● WORK TO BE COMPLETED: Could you write out every record below exactly, leaving out any pictures?

— start of THE INPUT —

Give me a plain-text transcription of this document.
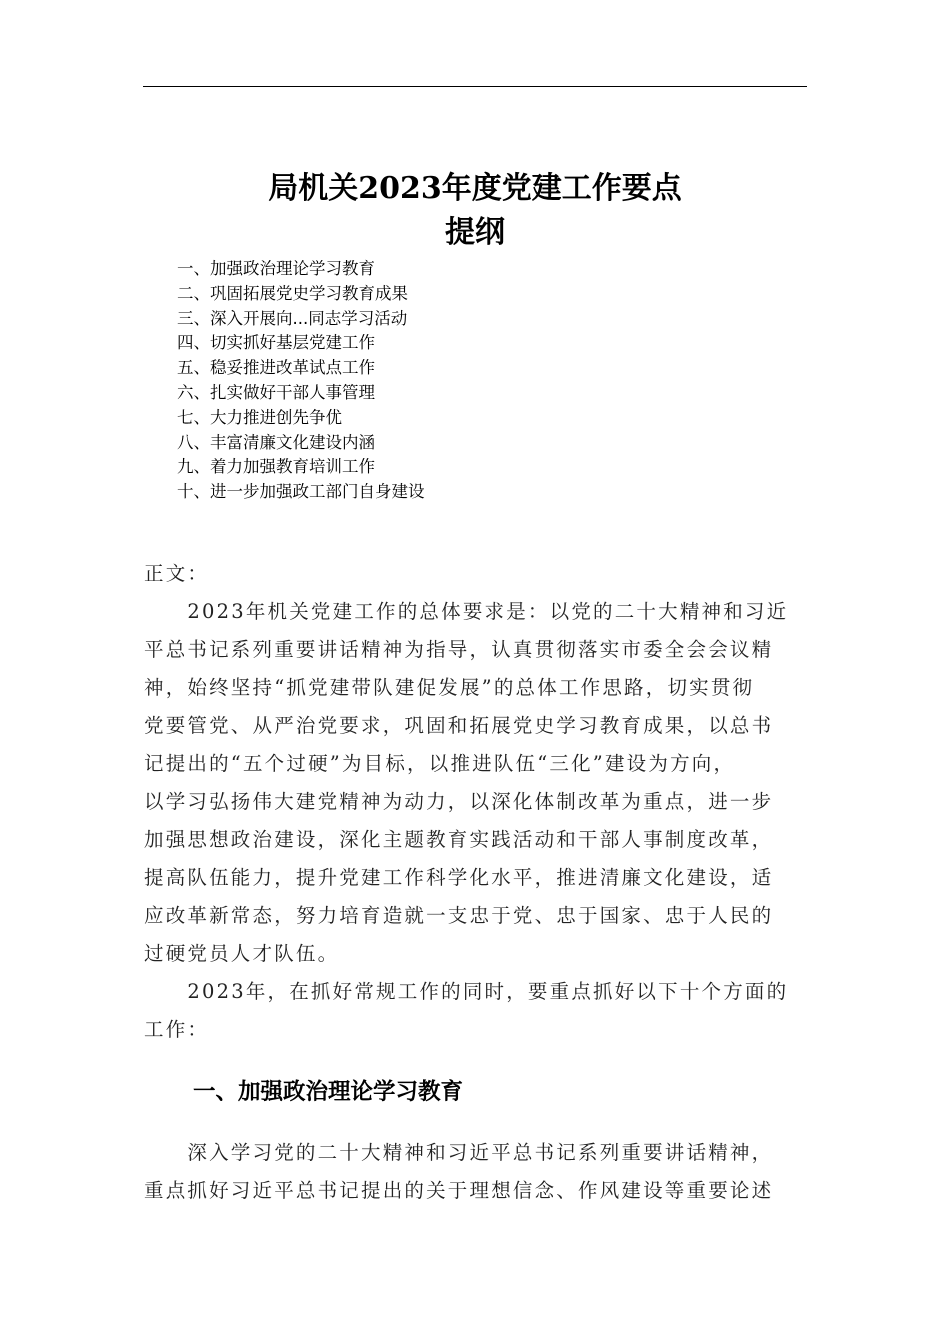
局机关2023年度党建工作要点
提纲
一、加强政治理论学习教育
二、巩固拓展党史学习教育成果
三、深入开展向...同志学习活动
四、切实抓好基层党建工作
五、稳妥推进改革试点工作
六、扎实做好干部人事管理
七、大力推进创先争优
八、丰富清廉文化建设内涵
九、着力加强教育培训工作
十、进一步加强政工部门自身建设
正文：
　　2023年机关党建工作的总体要求是：以党的二十大精神和习近
平总书记系列重要讲话精神为指导，认真贯彻落实市委全会会议精
神，始终坚持“抓党建带队建促发展”的总体工作思路，切实贯彻
党要管党、从严治党要求，巩固和拓展党史学习教育成果，以总书
记提出的“五个过硬”为目标，以推进队伍“三化”建设为方向，
以学习弘扬伟大建党精神为动力，以深化体制改革为重点，进一步
加强思想政治建设，深化主题教育实践活动和干部人事制度改革，
提高队伍能力，提升党建工作科学化水平，推进清廉文化建设，适
应改革新常态，努力培育造就一支忠于党、忠于国家、忠于人民的
过硬党员人才队伍。
　　2023年，在抓好常规工作的同时，要重点抓好以下十个方面的
工作：
一、加强政治理论学习教育
　　深入学习党的二十大精神和习近平总书记系列重要讲话精神，
重点抓好习近平总书记提出的关于理想信念、作风建设等重要论述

— end of THE INPUT —

● COMPLETE RESPONSE:
Give me a plain-text transcription of this document.
局机关2023年度党建工作要点
提纲
一、加强政治理论学习教育
二、巩固拓展党史学习教育成果
三、深入开展向...同志学习活动
四、切实抓好基层党建工作
五、稳妥推进改革试点工作
六、扎实做好干部人事管理
七、大力推进创先争优
八、丰富清廉文化建设内涵
九、着力加强教育培训工作
十、进一步加强政工部门自身建设
正文：
　　2023年机关党建工作的总体要求是：以党的二十大精神和习近
平总书记系列重要讲话精神为指导，认真贯彻落实市委全会会议精
神，始终坚持“抓党建带队建促发展”的总体工作思路，切实贯彻
党要管党、从严治党要求，巩固和拓展党史学习教育成果，以总书
记提出的“五个过硬”为目标，以推进队伍“三化”建设为方向，
以学习弘扬伟大建党精神为动力，以深化体制改革为重点，进一步
加强思想政治建设，深化主题教育实践活动和干部人事制度改革，
提高队伍能力，提升党建工作科学化水平，推进清廉文化建设，适
应改革新常态，努力培育造就一支忠于党、忠于国家、忠于人民的
过硬党员人才队伍。
　　2023年，在抓好常规工作的同时，要重点抓好以下十个方面的
工作：
一、加强政治理论学习教育
　　深入学习党的二十大精神和习近平总书记系列重要讲话精神，
重点抓好习近平总书记提出的关于理想信念、作风建设等重要论述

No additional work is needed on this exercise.